> **What this task involves**: Extract each line holding the word "values" from the entries.

--- Supplied material ---

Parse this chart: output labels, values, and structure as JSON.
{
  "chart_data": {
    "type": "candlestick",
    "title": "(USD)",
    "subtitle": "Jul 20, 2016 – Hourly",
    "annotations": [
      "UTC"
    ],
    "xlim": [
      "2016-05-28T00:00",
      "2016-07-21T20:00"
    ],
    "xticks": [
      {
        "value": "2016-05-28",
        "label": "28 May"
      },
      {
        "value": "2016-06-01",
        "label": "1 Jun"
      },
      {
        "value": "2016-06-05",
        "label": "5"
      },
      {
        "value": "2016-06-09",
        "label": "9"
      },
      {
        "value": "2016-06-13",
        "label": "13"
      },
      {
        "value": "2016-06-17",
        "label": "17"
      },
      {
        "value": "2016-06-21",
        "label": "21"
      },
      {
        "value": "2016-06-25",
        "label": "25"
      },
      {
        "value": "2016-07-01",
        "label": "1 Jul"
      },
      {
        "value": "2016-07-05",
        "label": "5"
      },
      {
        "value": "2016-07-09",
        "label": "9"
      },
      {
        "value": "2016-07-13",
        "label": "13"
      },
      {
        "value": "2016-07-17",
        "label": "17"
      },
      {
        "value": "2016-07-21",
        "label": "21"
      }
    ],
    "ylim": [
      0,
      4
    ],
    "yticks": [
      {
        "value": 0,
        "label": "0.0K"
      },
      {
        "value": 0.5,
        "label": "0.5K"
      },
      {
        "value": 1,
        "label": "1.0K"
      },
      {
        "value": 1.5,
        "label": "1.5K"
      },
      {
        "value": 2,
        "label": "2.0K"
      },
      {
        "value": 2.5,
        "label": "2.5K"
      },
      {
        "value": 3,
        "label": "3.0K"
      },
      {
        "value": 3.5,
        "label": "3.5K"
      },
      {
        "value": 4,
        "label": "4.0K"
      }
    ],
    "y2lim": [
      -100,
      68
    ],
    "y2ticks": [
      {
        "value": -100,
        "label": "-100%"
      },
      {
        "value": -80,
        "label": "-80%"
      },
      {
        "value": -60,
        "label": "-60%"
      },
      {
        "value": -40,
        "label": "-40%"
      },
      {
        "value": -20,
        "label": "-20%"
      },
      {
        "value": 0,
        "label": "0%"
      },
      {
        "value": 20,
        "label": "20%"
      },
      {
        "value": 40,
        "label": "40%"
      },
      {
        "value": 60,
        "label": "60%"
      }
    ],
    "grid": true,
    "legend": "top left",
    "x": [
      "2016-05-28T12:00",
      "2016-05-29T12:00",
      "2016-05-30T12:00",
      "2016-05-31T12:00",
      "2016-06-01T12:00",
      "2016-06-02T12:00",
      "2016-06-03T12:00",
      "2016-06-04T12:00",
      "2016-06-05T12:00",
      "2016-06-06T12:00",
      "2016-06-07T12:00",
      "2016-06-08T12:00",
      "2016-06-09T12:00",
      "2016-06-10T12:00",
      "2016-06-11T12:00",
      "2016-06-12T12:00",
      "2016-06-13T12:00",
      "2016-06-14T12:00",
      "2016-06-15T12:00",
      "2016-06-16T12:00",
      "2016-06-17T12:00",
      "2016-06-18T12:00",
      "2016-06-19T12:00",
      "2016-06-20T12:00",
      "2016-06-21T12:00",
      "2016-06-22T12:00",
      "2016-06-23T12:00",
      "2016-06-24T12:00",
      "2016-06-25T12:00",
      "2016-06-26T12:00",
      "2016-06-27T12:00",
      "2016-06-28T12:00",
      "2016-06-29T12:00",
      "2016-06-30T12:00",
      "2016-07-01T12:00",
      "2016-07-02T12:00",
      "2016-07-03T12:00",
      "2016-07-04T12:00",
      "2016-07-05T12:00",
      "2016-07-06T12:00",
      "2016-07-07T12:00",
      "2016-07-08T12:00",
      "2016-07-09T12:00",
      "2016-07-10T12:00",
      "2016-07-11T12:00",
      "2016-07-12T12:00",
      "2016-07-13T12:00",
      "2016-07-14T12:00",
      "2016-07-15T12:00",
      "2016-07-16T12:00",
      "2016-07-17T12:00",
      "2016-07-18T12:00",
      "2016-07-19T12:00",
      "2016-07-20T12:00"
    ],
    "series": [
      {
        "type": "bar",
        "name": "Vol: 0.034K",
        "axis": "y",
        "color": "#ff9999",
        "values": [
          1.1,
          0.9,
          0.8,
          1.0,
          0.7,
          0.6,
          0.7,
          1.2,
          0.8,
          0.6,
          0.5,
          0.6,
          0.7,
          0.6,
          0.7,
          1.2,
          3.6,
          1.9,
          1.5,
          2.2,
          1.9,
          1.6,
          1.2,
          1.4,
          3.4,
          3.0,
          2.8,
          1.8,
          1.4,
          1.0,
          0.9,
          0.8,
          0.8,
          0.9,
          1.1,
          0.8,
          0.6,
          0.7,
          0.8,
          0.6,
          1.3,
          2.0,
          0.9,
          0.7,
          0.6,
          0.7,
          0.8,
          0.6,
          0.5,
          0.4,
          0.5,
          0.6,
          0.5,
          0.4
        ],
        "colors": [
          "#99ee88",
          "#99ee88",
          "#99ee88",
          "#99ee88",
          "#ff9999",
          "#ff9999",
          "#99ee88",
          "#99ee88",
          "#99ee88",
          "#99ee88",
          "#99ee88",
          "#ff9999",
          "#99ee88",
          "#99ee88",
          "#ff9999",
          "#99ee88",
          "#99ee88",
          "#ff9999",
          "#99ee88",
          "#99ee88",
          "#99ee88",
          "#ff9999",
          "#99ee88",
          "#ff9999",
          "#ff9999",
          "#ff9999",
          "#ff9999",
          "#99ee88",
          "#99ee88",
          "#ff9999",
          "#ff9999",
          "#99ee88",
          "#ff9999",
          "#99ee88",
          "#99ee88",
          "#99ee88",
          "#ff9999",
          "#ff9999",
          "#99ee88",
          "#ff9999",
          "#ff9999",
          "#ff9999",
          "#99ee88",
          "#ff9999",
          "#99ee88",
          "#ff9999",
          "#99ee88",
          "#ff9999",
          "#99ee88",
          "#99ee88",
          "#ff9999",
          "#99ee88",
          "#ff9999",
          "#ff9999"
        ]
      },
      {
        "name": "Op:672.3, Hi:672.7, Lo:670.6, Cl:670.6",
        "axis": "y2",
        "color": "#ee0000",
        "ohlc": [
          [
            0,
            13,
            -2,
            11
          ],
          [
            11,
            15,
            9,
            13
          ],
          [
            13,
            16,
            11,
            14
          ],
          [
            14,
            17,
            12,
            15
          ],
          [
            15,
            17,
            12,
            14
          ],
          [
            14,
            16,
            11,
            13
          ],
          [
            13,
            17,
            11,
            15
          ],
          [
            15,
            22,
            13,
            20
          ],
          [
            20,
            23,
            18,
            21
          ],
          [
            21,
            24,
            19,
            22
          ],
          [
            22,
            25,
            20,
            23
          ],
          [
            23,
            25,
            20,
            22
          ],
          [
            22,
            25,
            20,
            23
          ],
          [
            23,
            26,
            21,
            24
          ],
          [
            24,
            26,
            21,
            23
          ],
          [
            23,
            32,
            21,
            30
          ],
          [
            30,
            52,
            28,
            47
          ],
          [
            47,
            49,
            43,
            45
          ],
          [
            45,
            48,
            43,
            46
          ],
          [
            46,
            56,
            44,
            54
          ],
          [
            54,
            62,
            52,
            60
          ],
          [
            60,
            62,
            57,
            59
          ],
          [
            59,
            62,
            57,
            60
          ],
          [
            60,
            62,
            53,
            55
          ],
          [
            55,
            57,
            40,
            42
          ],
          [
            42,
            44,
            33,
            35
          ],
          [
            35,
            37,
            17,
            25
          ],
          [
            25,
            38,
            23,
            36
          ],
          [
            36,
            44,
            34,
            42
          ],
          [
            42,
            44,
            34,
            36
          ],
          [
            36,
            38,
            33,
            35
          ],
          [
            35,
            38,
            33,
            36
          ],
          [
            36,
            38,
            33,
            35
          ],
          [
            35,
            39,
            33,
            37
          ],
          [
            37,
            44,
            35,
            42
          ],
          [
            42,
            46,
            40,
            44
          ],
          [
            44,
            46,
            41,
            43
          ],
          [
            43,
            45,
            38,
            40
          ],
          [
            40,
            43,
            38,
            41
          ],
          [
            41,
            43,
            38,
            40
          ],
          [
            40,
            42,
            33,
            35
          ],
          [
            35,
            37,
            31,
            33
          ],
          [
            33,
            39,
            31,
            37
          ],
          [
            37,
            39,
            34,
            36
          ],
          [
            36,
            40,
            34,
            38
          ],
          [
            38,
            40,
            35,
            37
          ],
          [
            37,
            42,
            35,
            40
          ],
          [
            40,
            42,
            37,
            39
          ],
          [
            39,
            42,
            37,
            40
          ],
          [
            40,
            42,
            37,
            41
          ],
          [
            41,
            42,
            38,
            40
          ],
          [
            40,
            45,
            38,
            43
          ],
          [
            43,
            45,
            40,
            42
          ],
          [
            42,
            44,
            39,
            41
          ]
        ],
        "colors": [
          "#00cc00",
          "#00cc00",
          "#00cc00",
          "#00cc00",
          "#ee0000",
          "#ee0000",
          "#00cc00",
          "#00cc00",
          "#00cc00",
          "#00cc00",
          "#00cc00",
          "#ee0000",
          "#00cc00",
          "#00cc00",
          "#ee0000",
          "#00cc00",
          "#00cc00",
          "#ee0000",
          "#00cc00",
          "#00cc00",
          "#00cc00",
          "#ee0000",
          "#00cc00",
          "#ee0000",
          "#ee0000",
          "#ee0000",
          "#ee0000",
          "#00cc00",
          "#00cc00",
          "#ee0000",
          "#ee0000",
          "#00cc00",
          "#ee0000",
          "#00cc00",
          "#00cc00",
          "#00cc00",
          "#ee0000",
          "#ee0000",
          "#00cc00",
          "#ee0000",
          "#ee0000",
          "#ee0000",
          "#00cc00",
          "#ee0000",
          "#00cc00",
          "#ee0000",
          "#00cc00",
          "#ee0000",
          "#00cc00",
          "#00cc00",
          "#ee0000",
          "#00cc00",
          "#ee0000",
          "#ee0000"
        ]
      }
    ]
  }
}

---

> **Written solution**:
Parse this chart: output labels, values, and structure as JSON.
        "values": [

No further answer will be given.